## Task instructions
Restate the complete material exactly.

## Data lines
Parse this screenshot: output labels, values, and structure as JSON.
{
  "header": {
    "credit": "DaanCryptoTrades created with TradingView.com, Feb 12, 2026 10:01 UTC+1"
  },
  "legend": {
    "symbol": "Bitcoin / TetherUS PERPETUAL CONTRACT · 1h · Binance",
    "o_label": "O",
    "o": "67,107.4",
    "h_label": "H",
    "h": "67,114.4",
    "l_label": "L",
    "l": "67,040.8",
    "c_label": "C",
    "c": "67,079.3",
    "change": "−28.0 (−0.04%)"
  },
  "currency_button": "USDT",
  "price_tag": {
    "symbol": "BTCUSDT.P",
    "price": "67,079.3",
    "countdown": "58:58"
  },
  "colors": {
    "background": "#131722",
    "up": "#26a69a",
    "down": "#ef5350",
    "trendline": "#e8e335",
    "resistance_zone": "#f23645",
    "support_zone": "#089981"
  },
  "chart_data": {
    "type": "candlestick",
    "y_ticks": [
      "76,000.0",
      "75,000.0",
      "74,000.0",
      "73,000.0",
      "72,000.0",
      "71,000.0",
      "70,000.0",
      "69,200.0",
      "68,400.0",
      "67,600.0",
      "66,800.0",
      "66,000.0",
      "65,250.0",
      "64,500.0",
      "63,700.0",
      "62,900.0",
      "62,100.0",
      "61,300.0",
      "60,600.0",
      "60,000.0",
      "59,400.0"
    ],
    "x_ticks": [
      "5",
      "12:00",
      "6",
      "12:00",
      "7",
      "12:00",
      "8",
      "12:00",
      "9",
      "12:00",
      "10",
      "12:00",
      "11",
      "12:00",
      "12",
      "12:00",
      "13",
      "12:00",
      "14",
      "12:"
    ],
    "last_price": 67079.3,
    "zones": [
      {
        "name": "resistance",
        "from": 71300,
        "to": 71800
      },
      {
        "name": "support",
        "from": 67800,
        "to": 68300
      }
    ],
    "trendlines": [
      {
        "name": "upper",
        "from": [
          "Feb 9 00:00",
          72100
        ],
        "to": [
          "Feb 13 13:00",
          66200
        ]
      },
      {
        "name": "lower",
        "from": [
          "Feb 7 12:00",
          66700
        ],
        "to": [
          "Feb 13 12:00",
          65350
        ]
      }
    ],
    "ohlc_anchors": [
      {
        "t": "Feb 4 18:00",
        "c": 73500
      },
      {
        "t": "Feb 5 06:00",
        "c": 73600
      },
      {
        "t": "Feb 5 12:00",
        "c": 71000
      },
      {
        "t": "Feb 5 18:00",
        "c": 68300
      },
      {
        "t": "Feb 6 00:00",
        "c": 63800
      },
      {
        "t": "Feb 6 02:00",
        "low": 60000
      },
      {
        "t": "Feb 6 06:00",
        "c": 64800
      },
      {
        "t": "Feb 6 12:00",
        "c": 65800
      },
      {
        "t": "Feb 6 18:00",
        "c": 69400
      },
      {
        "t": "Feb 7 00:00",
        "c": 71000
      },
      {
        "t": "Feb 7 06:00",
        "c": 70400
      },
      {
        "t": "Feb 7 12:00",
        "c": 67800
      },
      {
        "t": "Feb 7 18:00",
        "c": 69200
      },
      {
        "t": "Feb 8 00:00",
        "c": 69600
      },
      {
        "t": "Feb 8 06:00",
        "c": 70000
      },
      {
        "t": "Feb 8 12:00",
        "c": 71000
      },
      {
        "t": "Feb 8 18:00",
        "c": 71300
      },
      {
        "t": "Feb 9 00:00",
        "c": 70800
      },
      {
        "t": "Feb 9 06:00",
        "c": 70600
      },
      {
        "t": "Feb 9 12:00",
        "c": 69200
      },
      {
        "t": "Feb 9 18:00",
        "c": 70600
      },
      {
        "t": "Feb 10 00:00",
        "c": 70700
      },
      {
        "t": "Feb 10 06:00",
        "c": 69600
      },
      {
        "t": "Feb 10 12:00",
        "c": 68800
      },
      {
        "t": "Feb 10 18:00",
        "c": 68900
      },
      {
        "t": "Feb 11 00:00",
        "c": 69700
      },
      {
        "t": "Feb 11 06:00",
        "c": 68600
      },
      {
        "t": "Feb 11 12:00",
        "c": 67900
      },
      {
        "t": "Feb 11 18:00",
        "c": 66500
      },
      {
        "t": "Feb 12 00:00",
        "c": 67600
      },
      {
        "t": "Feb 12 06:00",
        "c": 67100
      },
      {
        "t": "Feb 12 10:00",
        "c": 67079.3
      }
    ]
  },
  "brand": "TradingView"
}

## Written response
Parse this screenshot: output labels, values, and structure as JSON.
{
  "header": {
    "credit": "DaanCryptoTrades created with TradingView.com, Feb 12, 2026 10:01 UTC+1"
  },
  "legend": {
    "symbol": "Bitcoin / TetherUS PERPETUAL CONTRACT · 1h · Binance",
    "o_label": "O",
    "o": "67,107.4",
    "h_label": "H",
    "h": "67,114.4",
    "l_label": "L",
    "l": "67,040.8",
    "c_label": "C",
    "c": "67,079.3",
    "change": "−28.0 (−0.04%)"
  },
  "currency_button": "USDT",
  "price_tag": {
    "symbol": "BTCUSDT.P",
    "price": "67,079.3",
    "countdown": "58:58"
  },
  "colors": {
    "background": "#131722",
    "up": "#26a69a",
    "down": "#ef5350",
    "trendline": "#e8e335",
    "resistance_zone": "#f23645",
    "support_zone": "#089981"
  },
  "chart_data": {
    "type": "candlestick",
    "y_ticks": [
      "76,000.0",
      "75,000.0",
      "74,000.0",
      "73,000.0",
      "72,000.0",
      "71,000.0",
      "70,000.0",
      "69,200.0",
      "68,400.0",
      "67,600.0",
      "66,800.0",
      "66,000.0",
      "65,250.0",
      "64,500.0",
      "63,700.0",
      "62,900.0",
      "62,100.0",
      "61,300.0",
      "60,600.0",
      "60,000.0",
      "59,400.0"
    ],
    "x_ticks": [
      "5",
      "12:00",
      "6",
      "12:00",
      "7",
      "12:00",
      "8",
      "12:00",
      "9",
      "12:00",
      "10",
      "12:00",
      "11",
      "12:00",
      "12",
      "12:00",
      "13",
      "12:00",
      "14",
      "12:"
    ],
    "last_price": 67079.3,
    "zones": [
      {
        "name": "resistance",
        "from": 71300,
        "to": 71800
      },
      {
        "name": "support",
        "from": 67800,
        "to": 68300
      }
    ],
    "trendlines": [
      {
        "name": "upper",
        "from": [
          "Feb 9 00:00",
          72100
        ],
        "to": [
          "Feb 13 13:00",
          66200
        ]
      },
      {
        "name": "lower",
        "from": [
          "Feb 7 12:00",
          66700
        ],
        "to": [
          "Feb 13 12:00",
          65350
        ]
      }
    ],
    "ohlc_anchors": [
      {
        "t": "Feb 4 18:00",
        "c": 73500
      },
      {
        "t": "Feb 5 06:00",
        "c": 73600
      },
      {
        "t": "Feb 5 12:00",
        "c": 71000
      },
      {
        "t": "Feb 5 18:00",
        "c": 68300
      },
      {
        "t": "Feb 6 00:00",
        "c": 63800
      },
      {
        "t": "Feb 6 02:00",
        "low": 60000
      },
      {
        "t": "Feb 6 06:00",
        "c": 64800
      },
      {
        "t": "Feb 6 12:00",
        "c": 65800
      },
      {
        "t": "Feb 6 18:00",
        "c": 69400
      },
      {
        "t": "Feb 7 00:00",
        "c": 71000
      },
      {
        "t": "Feb 7 06:00",
        "c": 70400
      },
      {
        "t": "Feb 7 12:00",
        "c": 67800
      },
      {
        "t": "Feb 7 18:00",
        "c": 69200
      },
      {
        "t": "Feb 8 00:00",
        "c": 69600
      },
      {
        "t": "Feb 8 06:00",
        "c": 70000
      },
      {
        "t": "Feb 8 12:00",
        "c": 71000
      },
      {
        "t": "Feb 8 18:00",
        "c": 71300
      },
      {
        "t": "Feb 9 00:00",
        "c": 70800
      },
      {
        "t": "Feb 9 06:00",
        "c": 70600
      },
      {
        "t": "Feb 9 12:00",
        "c": 69200
      },
      {
        "t": "Feb 9 18:00",
        "c": 70600
      },
      {
        "t": "Feb 10 00:00",
        "c": 70700
      },
      {
        "t": "Feb 10 06:00",
        "c": 69600
      },
      {
        "t": "Feb 10 12:00",
        "c": 68800
      },
      {
        "t": "Feb 10 18:00",
        "c": 68900
      },
      {
        "t": "Feb 11 00:00",
        "c": 69700
      },
      {
        "t": "Feb 11 06:00",
        "c": 68600
      },
      {
        "t": "Feb 11 12:00",
        "c": 67900
      },
      {
        "t": "Feb 11 18:00",
        "c": 66500
      },
      {
        "t": "Feb 12 00:00",
        "c": 67600
      },
      {
        "t": "Feb 12 06:00",
        "c": 67100
      },
      {
        "t": "Feb 12 10:00",
        "c": 67079.3
      }
    ]
  },
  "brand": "TradingView"
}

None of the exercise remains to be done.